• _Exercise aim_: Select the lines that contain "name" and copy each of them.

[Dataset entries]
§ §

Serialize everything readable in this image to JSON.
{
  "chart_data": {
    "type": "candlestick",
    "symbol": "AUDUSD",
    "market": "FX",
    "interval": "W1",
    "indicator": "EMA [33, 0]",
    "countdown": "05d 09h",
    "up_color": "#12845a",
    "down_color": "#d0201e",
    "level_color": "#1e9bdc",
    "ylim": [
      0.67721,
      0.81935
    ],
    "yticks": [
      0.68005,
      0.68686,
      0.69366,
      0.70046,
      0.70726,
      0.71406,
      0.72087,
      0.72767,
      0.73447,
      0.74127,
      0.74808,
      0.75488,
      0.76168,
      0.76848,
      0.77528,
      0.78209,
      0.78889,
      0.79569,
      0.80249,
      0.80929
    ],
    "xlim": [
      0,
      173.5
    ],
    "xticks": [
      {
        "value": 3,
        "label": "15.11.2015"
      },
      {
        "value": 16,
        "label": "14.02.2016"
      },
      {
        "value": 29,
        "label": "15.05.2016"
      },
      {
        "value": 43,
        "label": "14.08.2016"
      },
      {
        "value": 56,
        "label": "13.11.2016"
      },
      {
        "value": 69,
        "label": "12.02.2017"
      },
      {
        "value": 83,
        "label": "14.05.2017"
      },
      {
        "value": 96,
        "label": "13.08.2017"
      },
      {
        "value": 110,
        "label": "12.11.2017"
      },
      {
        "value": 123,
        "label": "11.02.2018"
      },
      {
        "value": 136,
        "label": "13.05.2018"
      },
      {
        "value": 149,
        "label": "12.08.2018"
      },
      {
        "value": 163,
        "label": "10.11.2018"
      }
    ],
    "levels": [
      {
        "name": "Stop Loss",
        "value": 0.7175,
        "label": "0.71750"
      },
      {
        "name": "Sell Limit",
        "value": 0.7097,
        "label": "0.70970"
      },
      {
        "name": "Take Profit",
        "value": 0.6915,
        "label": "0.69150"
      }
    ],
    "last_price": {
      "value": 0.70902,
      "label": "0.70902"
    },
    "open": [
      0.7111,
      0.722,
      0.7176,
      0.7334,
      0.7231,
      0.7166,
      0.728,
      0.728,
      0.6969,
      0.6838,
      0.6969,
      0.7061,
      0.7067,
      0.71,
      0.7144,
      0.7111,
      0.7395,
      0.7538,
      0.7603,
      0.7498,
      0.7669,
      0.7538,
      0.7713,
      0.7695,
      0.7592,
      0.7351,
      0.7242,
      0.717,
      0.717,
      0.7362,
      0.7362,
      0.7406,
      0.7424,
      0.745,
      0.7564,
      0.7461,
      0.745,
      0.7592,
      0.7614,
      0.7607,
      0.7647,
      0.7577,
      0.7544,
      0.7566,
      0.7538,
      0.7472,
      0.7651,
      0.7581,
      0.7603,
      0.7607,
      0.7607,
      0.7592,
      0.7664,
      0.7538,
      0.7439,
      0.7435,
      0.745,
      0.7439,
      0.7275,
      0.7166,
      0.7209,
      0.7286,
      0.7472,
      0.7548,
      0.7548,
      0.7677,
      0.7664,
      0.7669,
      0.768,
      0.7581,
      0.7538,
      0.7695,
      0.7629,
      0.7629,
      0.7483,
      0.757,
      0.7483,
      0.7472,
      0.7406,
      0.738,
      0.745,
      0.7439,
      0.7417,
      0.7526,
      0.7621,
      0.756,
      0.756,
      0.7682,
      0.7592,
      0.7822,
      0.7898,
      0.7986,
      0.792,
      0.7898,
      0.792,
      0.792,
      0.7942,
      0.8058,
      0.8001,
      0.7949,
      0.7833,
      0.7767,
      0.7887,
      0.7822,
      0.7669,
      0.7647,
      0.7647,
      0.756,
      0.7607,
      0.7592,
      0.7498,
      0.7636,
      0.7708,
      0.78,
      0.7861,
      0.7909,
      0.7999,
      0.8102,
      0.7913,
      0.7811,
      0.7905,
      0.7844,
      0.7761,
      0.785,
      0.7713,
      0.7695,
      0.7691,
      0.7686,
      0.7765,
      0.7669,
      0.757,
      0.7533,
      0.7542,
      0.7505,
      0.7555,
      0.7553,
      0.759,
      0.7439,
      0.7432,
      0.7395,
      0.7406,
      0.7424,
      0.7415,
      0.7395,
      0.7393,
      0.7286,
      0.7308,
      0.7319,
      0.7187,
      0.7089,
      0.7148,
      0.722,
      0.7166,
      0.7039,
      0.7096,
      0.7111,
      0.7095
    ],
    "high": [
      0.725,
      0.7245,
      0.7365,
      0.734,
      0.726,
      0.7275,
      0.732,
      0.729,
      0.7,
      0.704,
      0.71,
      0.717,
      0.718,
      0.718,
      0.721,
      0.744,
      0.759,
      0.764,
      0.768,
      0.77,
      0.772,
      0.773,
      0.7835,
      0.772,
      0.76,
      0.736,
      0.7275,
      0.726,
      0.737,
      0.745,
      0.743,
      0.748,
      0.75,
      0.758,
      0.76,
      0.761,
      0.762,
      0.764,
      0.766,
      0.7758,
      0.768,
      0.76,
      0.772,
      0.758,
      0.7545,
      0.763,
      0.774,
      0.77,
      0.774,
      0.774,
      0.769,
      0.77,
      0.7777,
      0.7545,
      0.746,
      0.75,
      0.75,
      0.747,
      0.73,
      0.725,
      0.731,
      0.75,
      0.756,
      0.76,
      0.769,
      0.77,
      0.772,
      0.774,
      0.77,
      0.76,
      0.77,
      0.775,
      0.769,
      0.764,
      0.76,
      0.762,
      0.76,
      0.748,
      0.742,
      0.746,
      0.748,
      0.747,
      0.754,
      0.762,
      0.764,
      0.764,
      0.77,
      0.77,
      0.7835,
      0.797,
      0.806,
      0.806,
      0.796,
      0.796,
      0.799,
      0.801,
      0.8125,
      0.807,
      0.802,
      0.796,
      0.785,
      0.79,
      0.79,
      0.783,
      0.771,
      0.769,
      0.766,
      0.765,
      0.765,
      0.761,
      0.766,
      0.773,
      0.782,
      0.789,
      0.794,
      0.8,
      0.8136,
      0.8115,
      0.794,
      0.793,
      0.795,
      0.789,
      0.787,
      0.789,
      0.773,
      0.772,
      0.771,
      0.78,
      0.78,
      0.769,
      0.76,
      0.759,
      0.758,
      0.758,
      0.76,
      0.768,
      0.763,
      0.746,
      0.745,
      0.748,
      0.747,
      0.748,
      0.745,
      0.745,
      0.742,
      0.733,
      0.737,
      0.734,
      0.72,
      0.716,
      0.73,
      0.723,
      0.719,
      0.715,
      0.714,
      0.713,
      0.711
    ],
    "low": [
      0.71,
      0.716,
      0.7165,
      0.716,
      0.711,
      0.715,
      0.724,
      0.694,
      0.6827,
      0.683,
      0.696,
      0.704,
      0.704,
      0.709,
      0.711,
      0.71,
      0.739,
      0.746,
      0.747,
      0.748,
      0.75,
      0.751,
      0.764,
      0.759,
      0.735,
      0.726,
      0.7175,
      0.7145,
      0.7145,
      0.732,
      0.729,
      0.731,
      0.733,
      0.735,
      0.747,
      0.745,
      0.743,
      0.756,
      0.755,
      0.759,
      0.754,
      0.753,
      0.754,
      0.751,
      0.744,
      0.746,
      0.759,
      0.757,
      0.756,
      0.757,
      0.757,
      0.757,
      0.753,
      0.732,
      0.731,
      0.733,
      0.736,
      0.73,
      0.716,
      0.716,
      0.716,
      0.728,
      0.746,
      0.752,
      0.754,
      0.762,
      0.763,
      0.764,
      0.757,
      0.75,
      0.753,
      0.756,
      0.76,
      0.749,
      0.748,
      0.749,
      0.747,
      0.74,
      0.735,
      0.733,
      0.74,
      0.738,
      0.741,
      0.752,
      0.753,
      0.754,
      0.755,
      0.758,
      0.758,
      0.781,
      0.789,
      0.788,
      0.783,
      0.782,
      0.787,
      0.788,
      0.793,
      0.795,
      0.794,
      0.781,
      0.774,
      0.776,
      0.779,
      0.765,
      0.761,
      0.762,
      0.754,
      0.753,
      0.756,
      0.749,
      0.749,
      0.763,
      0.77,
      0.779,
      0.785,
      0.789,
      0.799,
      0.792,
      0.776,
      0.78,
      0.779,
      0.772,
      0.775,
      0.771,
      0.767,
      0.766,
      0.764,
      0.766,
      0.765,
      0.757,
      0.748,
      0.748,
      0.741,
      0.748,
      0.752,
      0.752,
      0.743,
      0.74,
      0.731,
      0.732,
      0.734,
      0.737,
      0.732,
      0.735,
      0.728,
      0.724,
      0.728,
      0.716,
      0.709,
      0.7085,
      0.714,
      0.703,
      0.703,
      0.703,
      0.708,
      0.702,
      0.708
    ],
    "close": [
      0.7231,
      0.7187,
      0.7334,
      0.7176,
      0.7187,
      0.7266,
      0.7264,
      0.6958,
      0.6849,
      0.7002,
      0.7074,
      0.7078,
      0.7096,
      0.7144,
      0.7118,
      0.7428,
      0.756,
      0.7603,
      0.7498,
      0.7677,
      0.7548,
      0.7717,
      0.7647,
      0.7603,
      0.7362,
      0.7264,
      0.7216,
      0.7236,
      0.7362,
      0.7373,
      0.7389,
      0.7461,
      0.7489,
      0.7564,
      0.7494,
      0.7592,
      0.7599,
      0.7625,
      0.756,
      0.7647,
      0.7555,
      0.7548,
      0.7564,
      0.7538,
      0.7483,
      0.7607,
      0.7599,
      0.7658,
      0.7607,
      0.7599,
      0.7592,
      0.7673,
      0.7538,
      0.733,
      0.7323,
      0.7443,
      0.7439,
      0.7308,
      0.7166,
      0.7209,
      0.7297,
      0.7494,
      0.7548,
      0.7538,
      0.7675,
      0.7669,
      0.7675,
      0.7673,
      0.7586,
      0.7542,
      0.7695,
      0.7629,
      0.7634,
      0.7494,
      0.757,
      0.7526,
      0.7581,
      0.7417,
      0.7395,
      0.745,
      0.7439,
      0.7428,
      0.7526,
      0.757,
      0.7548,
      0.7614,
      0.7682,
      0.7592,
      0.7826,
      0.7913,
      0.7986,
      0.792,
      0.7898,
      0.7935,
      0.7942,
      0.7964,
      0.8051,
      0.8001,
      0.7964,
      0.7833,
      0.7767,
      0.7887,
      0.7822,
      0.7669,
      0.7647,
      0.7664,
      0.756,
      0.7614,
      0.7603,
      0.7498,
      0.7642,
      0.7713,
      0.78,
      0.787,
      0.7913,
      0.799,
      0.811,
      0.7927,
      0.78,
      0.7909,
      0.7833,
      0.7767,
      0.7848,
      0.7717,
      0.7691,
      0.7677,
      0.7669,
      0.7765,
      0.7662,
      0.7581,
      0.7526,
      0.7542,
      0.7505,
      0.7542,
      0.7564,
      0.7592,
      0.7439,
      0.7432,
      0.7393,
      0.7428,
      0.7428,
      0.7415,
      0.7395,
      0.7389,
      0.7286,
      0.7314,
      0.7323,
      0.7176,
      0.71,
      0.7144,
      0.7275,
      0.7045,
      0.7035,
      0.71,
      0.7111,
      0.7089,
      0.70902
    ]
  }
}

§ §

• _Task result_:
        "name": "Stop Loss",
        "name": "Sell Limit",
        "name": "Take Profit",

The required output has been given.